Quote all of the entries word for word.
»»
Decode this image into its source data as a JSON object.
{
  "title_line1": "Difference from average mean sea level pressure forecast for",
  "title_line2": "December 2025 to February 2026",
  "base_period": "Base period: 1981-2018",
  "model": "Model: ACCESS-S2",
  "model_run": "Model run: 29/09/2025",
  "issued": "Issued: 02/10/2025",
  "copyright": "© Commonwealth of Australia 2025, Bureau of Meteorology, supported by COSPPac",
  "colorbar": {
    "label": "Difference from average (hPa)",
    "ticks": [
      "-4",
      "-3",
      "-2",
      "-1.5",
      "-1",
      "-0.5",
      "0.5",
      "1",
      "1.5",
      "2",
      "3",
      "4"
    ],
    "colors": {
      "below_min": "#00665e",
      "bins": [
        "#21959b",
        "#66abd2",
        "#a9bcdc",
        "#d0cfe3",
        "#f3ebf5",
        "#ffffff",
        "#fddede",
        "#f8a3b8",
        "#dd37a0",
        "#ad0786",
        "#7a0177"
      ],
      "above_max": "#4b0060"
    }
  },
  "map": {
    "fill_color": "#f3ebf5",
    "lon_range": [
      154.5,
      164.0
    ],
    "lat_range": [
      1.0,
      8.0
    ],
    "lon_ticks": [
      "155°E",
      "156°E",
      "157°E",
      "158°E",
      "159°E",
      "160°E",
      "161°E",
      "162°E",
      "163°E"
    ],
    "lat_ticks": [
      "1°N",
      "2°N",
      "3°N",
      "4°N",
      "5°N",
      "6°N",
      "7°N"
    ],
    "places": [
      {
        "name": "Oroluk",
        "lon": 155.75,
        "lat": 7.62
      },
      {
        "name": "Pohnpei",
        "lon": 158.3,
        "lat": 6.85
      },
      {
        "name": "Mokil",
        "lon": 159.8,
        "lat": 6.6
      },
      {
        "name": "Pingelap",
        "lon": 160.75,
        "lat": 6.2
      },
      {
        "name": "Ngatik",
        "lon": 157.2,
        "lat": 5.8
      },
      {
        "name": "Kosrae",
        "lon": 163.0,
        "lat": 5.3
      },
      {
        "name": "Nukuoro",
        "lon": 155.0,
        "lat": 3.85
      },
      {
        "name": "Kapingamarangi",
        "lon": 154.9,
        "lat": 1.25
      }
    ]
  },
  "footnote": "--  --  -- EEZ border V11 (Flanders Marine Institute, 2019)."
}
««
EXERCISE RESULT:
Decode this image into its source data as a JSON object.
{
  "title_line1": "Difference from average mean sea level pressure forecast for",
  "title_line2": "December 2025 to February 2026",
  "base_period": "Base period: 1981-2018",
  "model": "Model: ACCESS-S2",
  "model_run": "Model run: 29/09/2025",
  "issued": "Issued: 02/10/2025",
  "copyright": "© Commonwealth of Australia 2025, Bureau of Meteorology, supported by COSPPac",
  "colorbar": {
    "label": "Difference from average (hPa)",
    "ticks": [
      "-4",
      "-3",
      "-2",
      "-1.5",
      "-1",
      "-0.5",
      "0.5",
      "1",
      "1.5",
      "2",
      "3",
      "4"
    ],
    "colors": {
      "below_min": "#00665e",
      "bins": [
        "#21959b",
        "#66abd2",
        "#a9bcdc",
        "#d0cfe3",
        "#f3ebf5",
        "#ffffff",
        "#fddede",
        "#f8a3b8",
        "#dd37a0",
        "#ad0786",
        "#7a0177"
      ],
      "above_max": "#4b0060"
    }
  },
  "map": {
    "fill_color": "#f3ebf5",
    "lon_range": [
      154.5,
      164.0
    ],
    "lat_range": [
      1.0,
      8.0
    ],
    "lon_ticks": [
      "155°E",
      "156°E",
      "157°E",
      "158°E",
      "159°E",
      "160°E",
      "161°E",
      "162°E",
      "163°E"
    ],
    "lat_ticks": [
      "1°N",
      "2°N",
      "3°N",
      "4°N",
      "5°N",
      "6°N",
      "7°N"
    ],
    "places": [
      {
        "name": "Oroluk",
        "lon": 155.75,
        "lat": 7.62
      },
      {
        "name": "Pohnpei",
        "lon": 158.3,
        "lat": 6.85
      },
      {
        "name": "Mokil",
        "lon": 159.8,
        "lat": 6.6
      },
      {
        "name": "Pingelap",
        "lon": 160.75,
        "lat": 6.2
      },
      {
        "name": "Ngatik",
        "lon": 157.2,
        "lat": 5.8
      },
      {
        "name": "Kosrae",
        "lon": 163.0,
        "lat": 5.3
      },
      {
        "name": "Nukuoro",
        "lon": 155.0,
        "lat": 3.85
      },
      {
        "name": "Kapingamarangi",
        "lon": 154.9,
        "lat": 1.25
      }
    ]
  },
  "footnote": "--  --  -- EEZ border V11 (Flanders Marine Institute, 2019)."
}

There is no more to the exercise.